TEXT TO READ ->
-- begin --
Again have no clue what you are rambling about. It appears I hit a sore nerve by using the word Pure. I apologize for that. But your harping on XML is simply out of place when that was not the point of my article. I also fail to see how having complex data types in a relational database adds to more developer code. In my experience it results in much less since a lot of that messy lifting can be done much shorter with SQL and functions/operators designed for those types.
I don't see the whole point of the discussion. Just read Chris Date's "Database in Depth" to understand that the relational model supports complex types as "domains" and the whole idea that relational databases are only for simple alphanumeric data is broken. It's only historica baggage, since early RDBMS implementations were limited in supported datatypes. There's nothing in the relational model that forbids complex datatypes (event nested relations) in columns.
-- end --
GIVEN INSTRUCTION A ->
Using the text on complex data types in relational databases, decide whether each statement below agrees with it. Answer yes or no for each, and quote the words from the text that settle it.
(i) Early RDBMS implementations supported only a limited range of datatypes.
(ii) Complex data types in a relational database lead to more developer code.
(iii) The relational model forbids complex datatypes in columns.

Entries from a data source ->
-- begin --
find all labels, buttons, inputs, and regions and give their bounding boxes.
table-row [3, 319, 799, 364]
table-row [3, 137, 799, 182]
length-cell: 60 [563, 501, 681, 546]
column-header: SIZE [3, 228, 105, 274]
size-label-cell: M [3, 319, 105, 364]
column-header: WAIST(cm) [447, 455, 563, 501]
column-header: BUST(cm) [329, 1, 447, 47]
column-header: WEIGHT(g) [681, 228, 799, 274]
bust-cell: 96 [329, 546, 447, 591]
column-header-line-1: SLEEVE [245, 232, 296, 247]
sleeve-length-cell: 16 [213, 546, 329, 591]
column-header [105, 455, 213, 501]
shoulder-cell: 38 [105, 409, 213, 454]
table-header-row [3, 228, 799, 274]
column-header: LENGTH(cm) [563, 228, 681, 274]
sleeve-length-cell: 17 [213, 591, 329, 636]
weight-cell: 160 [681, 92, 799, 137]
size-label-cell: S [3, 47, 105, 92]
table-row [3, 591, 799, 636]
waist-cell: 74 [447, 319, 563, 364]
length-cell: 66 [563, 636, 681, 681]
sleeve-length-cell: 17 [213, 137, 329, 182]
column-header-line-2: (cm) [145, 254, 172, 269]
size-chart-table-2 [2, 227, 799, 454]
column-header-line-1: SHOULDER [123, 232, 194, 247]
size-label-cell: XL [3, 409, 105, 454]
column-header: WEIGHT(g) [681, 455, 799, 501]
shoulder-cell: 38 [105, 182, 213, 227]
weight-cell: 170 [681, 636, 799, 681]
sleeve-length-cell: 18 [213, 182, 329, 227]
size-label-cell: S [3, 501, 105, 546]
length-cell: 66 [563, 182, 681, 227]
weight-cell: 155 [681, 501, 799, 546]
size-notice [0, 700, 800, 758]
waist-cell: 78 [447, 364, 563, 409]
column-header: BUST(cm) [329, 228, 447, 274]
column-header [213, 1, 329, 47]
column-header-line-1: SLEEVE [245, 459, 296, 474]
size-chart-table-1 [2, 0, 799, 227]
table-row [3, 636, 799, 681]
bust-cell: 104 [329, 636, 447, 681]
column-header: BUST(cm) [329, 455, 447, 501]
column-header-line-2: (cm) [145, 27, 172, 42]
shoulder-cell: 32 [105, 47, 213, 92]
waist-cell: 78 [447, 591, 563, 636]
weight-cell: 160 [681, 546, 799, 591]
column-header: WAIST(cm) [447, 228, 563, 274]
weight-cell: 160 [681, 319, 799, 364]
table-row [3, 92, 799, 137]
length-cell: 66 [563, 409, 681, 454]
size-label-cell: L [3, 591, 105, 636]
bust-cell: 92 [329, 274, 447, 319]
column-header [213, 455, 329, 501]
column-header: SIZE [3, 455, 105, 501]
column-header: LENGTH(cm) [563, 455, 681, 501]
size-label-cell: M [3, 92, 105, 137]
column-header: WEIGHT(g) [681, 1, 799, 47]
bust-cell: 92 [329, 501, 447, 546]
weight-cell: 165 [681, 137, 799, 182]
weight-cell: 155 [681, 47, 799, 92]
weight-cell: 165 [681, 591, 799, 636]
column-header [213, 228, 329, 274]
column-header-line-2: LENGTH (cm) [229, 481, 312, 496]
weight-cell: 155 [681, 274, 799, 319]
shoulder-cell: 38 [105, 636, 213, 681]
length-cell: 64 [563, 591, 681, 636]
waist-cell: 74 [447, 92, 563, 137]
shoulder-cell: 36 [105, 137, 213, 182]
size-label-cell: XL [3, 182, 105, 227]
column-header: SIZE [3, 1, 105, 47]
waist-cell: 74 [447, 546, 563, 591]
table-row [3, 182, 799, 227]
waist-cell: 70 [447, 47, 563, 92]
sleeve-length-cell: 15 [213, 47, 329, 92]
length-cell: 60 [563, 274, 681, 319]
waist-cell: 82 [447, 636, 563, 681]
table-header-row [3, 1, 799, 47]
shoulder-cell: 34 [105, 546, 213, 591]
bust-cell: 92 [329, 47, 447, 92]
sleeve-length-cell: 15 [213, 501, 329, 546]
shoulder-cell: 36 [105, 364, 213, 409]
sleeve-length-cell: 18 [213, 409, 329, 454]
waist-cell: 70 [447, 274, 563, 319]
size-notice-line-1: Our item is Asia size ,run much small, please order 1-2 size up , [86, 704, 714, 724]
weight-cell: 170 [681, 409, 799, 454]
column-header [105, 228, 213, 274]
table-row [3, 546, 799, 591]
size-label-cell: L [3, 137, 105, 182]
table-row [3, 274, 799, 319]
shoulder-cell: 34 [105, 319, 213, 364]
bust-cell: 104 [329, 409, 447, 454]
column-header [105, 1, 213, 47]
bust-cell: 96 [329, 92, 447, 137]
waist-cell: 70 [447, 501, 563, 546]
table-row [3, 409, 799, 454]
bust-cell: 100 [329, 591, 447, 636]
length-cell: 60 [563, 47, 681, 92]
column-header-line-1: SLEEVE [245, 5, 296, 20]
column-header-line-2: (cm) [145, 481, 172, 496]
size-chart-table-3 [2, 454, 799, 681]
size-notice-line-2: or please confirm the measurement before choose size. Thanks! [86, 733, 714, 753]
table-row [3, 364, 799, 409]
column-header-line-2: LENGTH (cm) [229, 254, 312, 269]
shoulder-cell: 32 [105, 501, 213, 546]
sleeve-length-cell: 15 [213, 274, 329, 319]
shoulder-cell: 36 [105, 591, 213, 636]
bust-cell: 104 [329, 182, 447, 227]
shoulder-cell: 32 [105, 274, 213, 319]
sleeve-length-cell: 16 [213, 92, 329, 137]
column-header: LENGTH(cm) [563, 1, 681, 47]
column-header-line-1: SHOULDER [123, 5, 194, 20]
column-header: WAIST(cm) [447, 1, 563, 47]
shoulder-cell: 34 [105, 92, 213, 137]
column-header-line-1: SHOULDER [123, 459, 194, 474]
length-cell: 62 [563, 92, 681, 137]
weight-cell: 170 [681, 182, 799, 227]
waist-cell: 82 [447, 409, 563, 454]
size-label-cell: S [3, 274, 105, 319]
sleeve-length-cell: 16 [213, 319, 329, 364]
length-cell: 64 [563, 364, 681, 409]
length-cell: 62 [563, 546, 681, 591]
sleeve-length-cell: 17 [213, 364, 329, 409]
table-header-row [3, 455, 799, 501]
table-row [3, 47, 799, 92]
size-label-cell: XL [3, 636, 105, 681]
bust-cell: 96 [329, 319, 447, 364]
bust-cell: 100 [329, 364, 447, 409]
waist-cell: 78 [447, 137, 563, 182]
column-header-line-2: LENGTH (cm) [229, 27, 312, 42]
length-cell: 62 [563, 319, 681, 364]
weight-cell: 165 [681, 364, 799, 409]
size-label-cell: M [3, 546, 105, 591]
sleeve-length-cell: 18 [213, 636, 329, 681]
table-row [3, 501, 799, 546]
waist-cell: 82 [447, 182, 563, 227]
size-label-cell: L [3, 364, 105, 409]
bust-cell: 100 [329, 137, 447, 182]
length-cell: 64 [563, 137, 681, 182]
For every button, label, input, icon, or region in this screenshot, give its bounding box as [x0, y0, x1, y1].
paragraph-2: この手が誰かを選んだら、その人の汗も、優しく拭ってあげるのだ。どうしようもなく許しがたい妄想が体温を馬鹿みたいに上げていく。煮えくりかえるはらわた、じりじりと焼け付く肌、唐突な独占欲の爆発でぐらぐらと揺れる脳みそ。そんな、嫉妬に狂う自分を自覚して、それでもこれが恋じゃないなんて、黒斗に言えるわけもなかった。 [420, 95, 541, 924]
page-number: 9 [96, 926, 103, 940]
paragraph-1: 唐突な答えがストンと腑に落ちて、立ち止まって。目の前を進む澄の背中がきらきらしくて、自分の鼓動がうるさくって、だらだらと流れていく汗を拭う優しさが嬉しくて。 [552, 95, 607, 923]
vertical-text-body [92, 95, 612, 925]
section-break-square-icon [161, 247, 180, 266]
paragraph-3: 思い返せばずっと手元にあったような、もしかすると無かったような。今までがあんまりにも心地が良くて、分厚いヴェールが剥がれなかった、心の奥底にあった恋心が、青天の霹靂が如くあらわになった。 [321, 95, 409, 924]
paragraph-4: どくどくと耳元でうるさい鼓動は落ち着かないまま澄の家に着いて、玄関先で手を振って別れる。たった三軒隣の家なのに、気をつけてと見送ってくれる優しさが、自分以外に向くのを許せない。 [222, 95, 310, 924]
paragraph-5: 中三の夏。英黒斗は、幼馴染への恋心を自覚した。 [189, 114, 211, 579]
-- end --
GIVEN INSTRUCTION B ->
Take the entries from the first line through the line containing "table-header-row [3, 228, 799, 274]", and write those lines out again with "table-row" substituted by "data-row". Leave everything else as it is.

REPLY A ->
(i) Yes: "since early RDBMS implementations were limited in supported datatypes"
(ii) No: "In my experience it results in much less"
(iii) No: "There's nothing in the relational model that forbids complex datatypes"

REPLY B ->
find all labels, buttons, inputs, and regions and give their bounding boxes.
data-row [3, 319, 799, 364]
data-row [3, 137, 799, 182]
length-cell: 60 [563, 501, 681, 546]
column-header: SIZE [3, 228, 105, 274]
size-label-cell: M [3, 319, 105, 364]
column-header: WAIST(cm) [447, 455, 563, 501]
column-header: BUST(cm) [329, 1, 447, 47]
column-header: WEIGHT(g) [681, 228, 799, 274]
bust-cell: 96 [329, 546, 447, 591]
column-header-line-1: SLEEVE [245, 232, 296, 247]
sleeve-length-cell: 16 [213, 546, 329, 591]
column-header [105, 455, 213, 501]
shoulder-cell: 38 [105, 409, 213, 454]
table-header-row [3, 228, 799, 274]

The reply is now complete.